▸ **SUPPLIED MATERIAL**
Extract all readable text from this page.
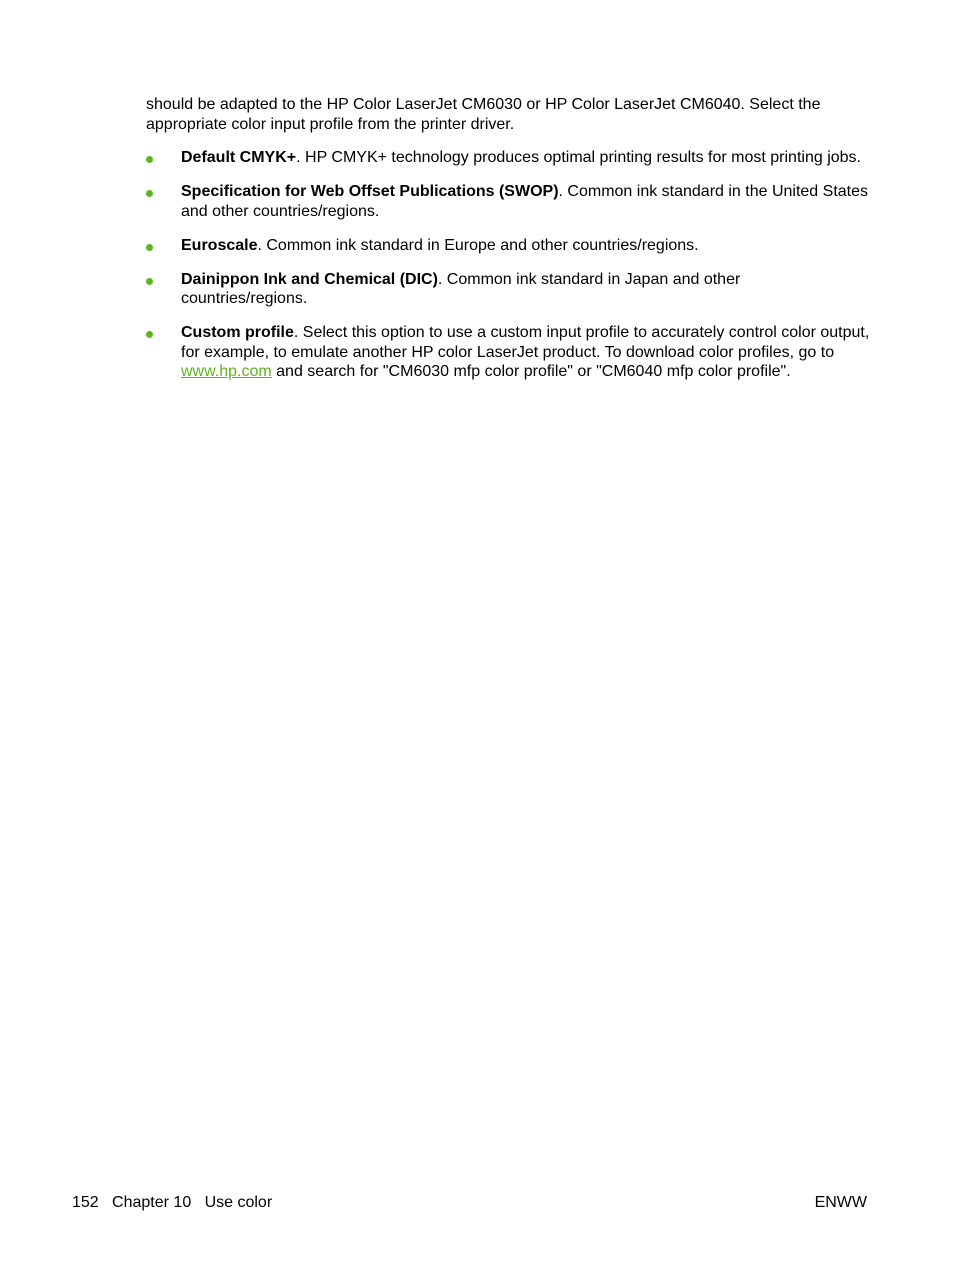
should be adapted to the HP Color LaserJet CM6030 or HP Color LaserJet CM6040. Select the appropriate color input profile from the printer driver.

Default CMYK+. HP CMYK+ technology produces optimal printing results for most printing jobs.
Specification for Web Offset Publications (SWOP). Common ink standard in the United States and other countries/regions.
Euroscale. Common ink standard in Europe and other countries/regions.
Dainippon Ink and Chemical (DIC). Common ink standard in Japan and other countries/regions.
Custom profile. Select this option to use a custom input profile to accurately control color output, for example, to emulate another HP color LaserJet product. To download color profiles, go to www.hp.com and search for "CM6030 mfp color profile" or "CM6040 mfp color profile".
152 Chapter 10 Use color	ENWW
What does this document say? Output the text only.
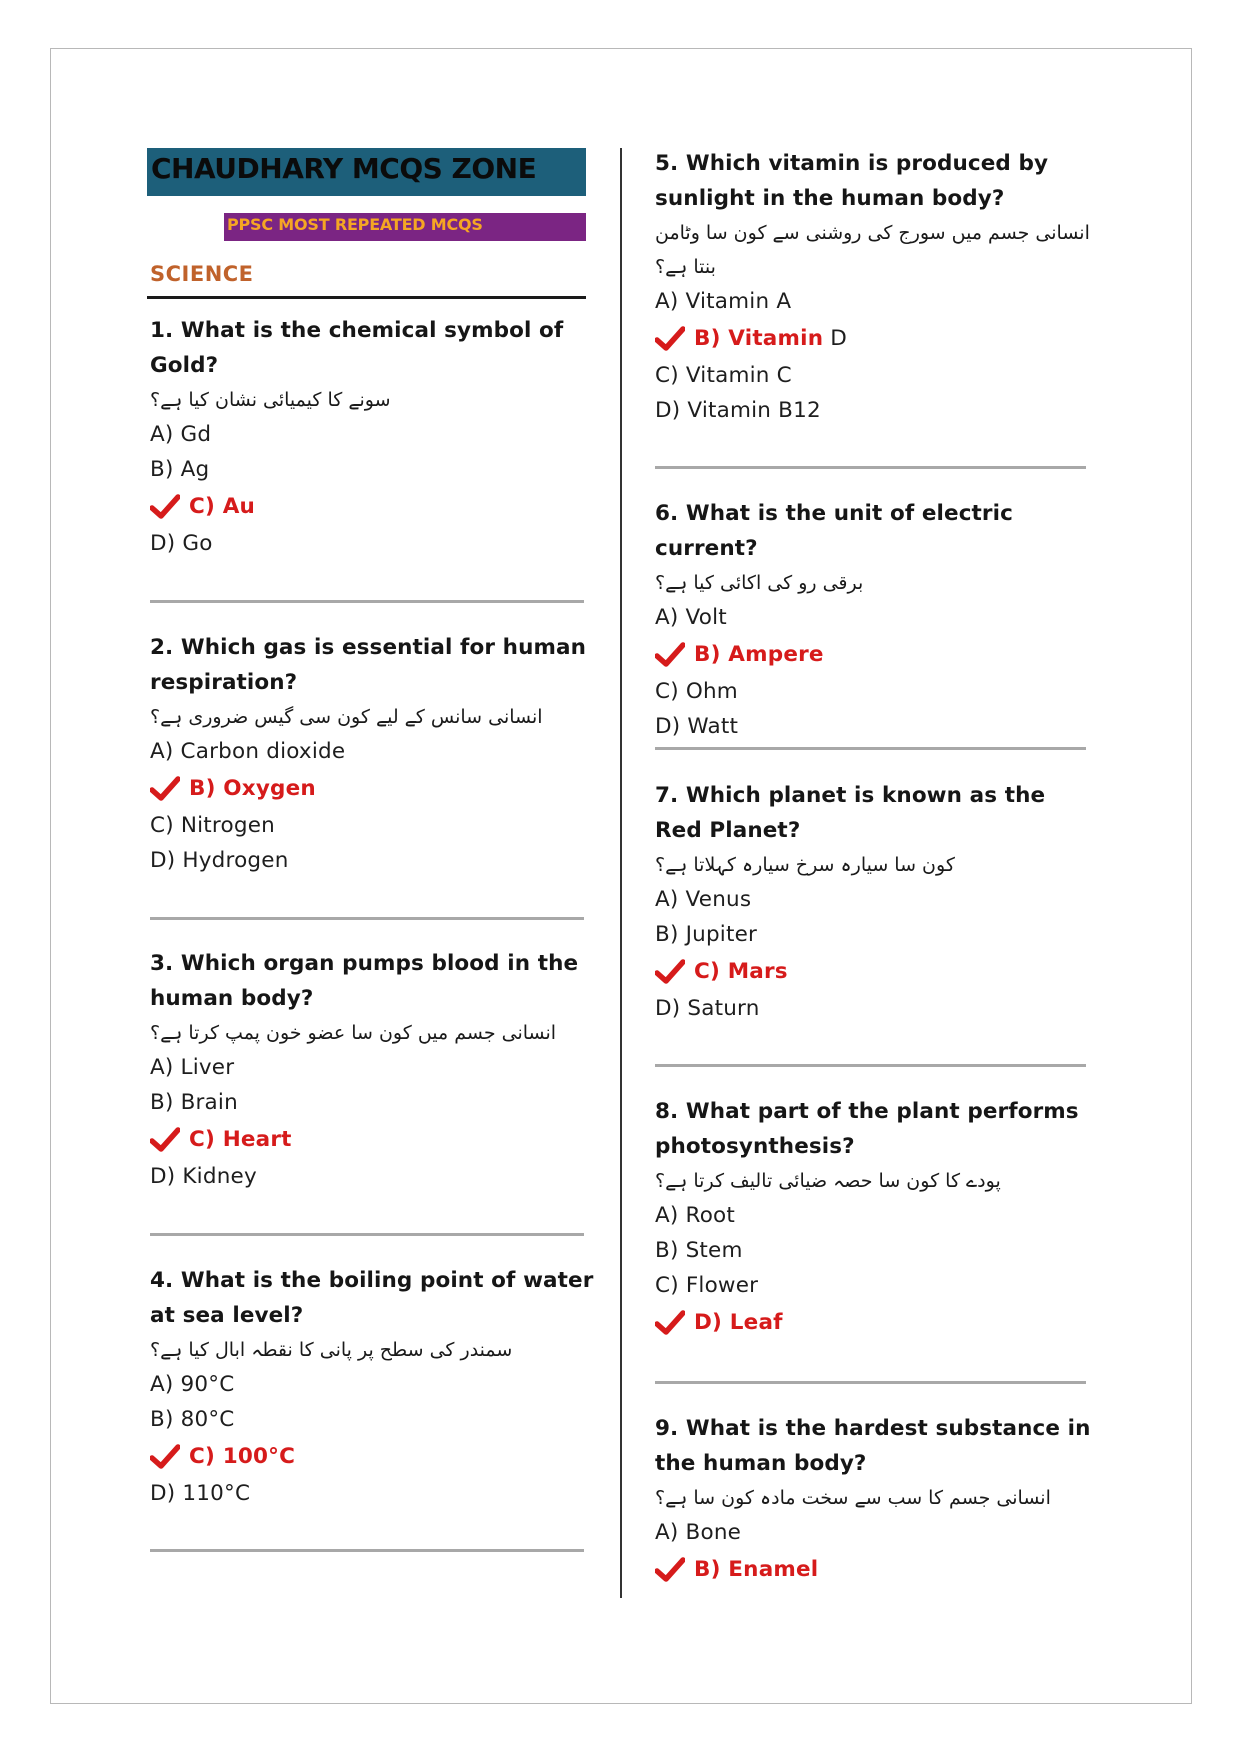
CHAUDHARY MCQS ZONE
PPSC MOST REPEATED MCQS
SCIENCE
1. What is the chemical symbol of Gold?
سونے کا کیمیائی نشان کیا ہے؟
A) Gd
B) Ag
C) Au
D) Go
2. Which gas is essential for human respiration?
انسانی سانس کے لیے کون سی گیس ضروری ہے؟
A) Carbon dioxide
B) Oxygen
C) Nitrogen
D) Hydrogen
3. Which organ pumps blood in the human body?
انسانی جسم میں کون سا عضو خون پمپ کرتا ہے؟
A) Liver
B) Brain
C) Heart
D) Kidney
4. What is the boiling point of water at sea level?
سمندر کی سطح پر پانی کا نقطہ ابال کیا ہے؟
A) 90°C
B) 80°C
C) 100°C
D) 110°C
5. Which vitamin is produced by sunlight in the human body?
انسانی جسم میں سورج کی روشنی سے کون سا وٹامن بنتا ہے؟
A) Vitamin A
B) Vitamin D
C) Vitamin C
D) Vitamin B12
6. What is the unit of electric current?
برقی رو کی اکائی کیا ہے؟
A) Volt
B) Ampere
C) Ohm
D) Watt
7. Which planet is known as the Red Planet?
کون سا سیارہ سرخ سیارہ کہلاتا ہے؟
A) Venus
B) Jupiter
C) Mars
D) Saturn
8. What part of the plant performs photosynthesis?
پودے کا کون سا حصہ ضیائی تالیف کرتا ہے؟
A) Root
B) Stem
C) Flower
D) Leaf
9. What is the hardest substance in the human body?
انسانی جسم کا سب سے سخت مادہ کون سا ہے؟
A) Bone
B) Enamel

▸ **GOAL**
Excluding pictures, copy exactly the lines from the line containing "What does this" through the last line of the data, inclusive.

▸ **PROBLEM SOLUTION**
What does this document say? Output the text only.
CHAUDHARY MCQS ZONE
PPSC MOST REPEATED MCQS
SCIENCE
1. What is the chemical symbol of Gold?
سونے کا کیمیائی نشان کیا ہے؟
A) Gd
B) Ag
C) Au
D) Go
2. Which gas is essential for human respiration?
انسانی سانس کے لیے کون سی گیس ضروری ہے؟
A) Carbon dioxide
B) Oxygen
C) Nitrogen
D) Hydrogen
3. Which organ pumps blood in the human body?
انسانی جسم میں کون سا عضو خون پمپ کرتا ہے؟
A) Liver
B) Brain
C) Heart
D) Kidney
4. What is the boiling point of water at sea level?
سمندر کی سطح پر پانی کا نقطہ ابال کیا ہے؟
A) 90°C
B) 80°C
C) 100°C
D) 110°C
5. Which vitamin is produced by sunlight in the human body?
انسانی جسم میں سورج کی روشنی سے کون سا وٹامن بنتا ہے؟
A) Vitamin A
B) Vitamin D
C) Vitamin C
D) Vitamin B12
6. What is the unit of electric current?
برقی رو کی اکائی کیا ہے؟
A) Volt
B) Ampere
C) Ohm
D) Watt
7. Which planet is known as the Red Planet?
کون سا سیارہ سرخ سیارہ کہلاتا ہے؟
A) Venus
B) Jupiter
C) Mars
D) Saturn
8. What part of the plant performs photosynthesis?
پودے کا کون سا حصہ ضیائی تالیف کرتا ہے؟
A) Root
B) Stem
C) Flower
D) Leaf
9. What is the hardest substance in the human body?
انسانی جسم کا سب سے سخت مادہ کون سا ہے؟
A) Bone
B) Enamel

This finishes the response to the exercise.